Stored data entries
##########

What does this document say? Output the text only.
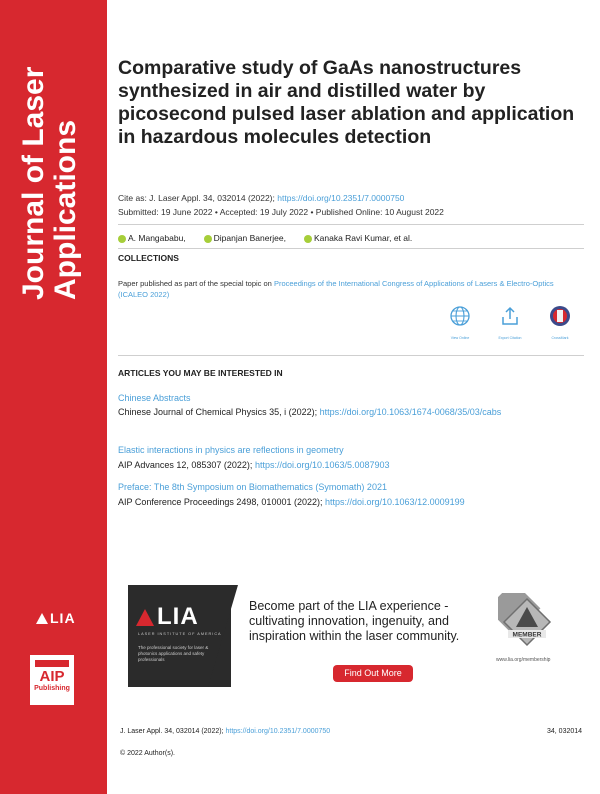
Journal of Laser Applications
LIA
AIP
Publishing
Comparative study of GaAs nanostructures synthesized in air and distilled water by picosecond pulsed laser ablation and application in hazardous molecules detection
Cite as: J. Laser Appl. 34, 032014 (2022); https://doi.org/10.2351/7.0000750
Submitted: 19 June 2022 • Accepted: 19 July 2022 • Published Online: 10 August 2022
A. Mangababu,	Dipanjan Banerjee,	Kanaka Ravi Kumar, et al.
COLLECTIONS
Paper published as part of the special topic on Proceedings of the International Congress of Applications of Lasers & Electro-Optics (ICALEO 2022)
View Online	Export Citation	CrossMark
ARTICLES YOU MAY BE INTERESTED IN
Chinese Abstracts
Chinese Journal of Chemical Physics 35, i (2022); https://doi.org/10.1063/1674-0068/35/03/cabs
Elastic interactions in physics are reflections in geometry
AIP Advances 12, 085307 (2022); https://doi.org/10.1063/5.0087903
Preface: The 8th Symposium on Biomathematics (Symomath) 2021
AIP Conference Proceedings 2498, 010001 (2022); https://doi.org/10.1063/12.0009199
LIA
LASER INSTITUTE OF AMERICA
The professional society for laser & photonics applications and safety professionals
Become part of the LIA experience - cultivating innovation, ingenuity, and inspiration within the laser community.
Find Out More
MEMBER
www.lia.org/membership
J. Laser Appl. 34, 032014 (2022); https://doi.org/10.2351/7.0000750	34, 032014
© 2022 Author(s).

##########

Task: Write out all the entries exactly, except for the pictures.

Reply to the exercise:
What does this document say? Output the text only.
Journal of Laser Applications
LIA
AIP
Publishing
Comparative study of GaAs nanostructures synthesized in air and distilled water by picosecond pulsed laser ablation and application in hazardous molecules detection
Cite as: J. Laser Appl. 34, 032014 (2022); https://doi.org/10.2351/7.0000750
Submitted: 19 June 2022 • Accepted: 19 July 2022 • Published Online: 10 August 2022
A. Mangababu,	Dipanjan Banerjee,	Kanaka Ravi Kumar, et al.
COLLECTIONS
Paper published as part of the special topic on Proceedings of the International Congress of Applications of Lasers & Electro-Optics (ICALEO 2022)
View Online	Export Citation	CrossMark
ARTICLES YOU MAY BE INTERESTED IN
Chinese Abstracts
Chinese Journal of Chemical Physics 35, i (2022); https://doi.org/10.1063/1674-0068/35/03/cabs
Elastic interactions in physics are reflections in geometry
AIP Advances 12, 085307 (2022); https://doi.org/10.1063/5.0087903
Preface: The 8th Symposium on Biomathematics (Symomath) 2021
AIP Conference Proceedings 2498, 010001 (2022); https://doi.org/10.1063/12.0009199
LIA
LASER INSTITUTE OF AMERICA
The professional society for laser & photonics applications and safety professionals
Become part of the LIA experience - cultivating innovation, ingenuity, and inspiration within the laser community.
Find Out More
MEMBER
www.lia.org/membership
J. Laser Appl. 34, 032014 (2022); https://doi.org/10.2351/7.0000750	34, 032014
© 2022 Author(s).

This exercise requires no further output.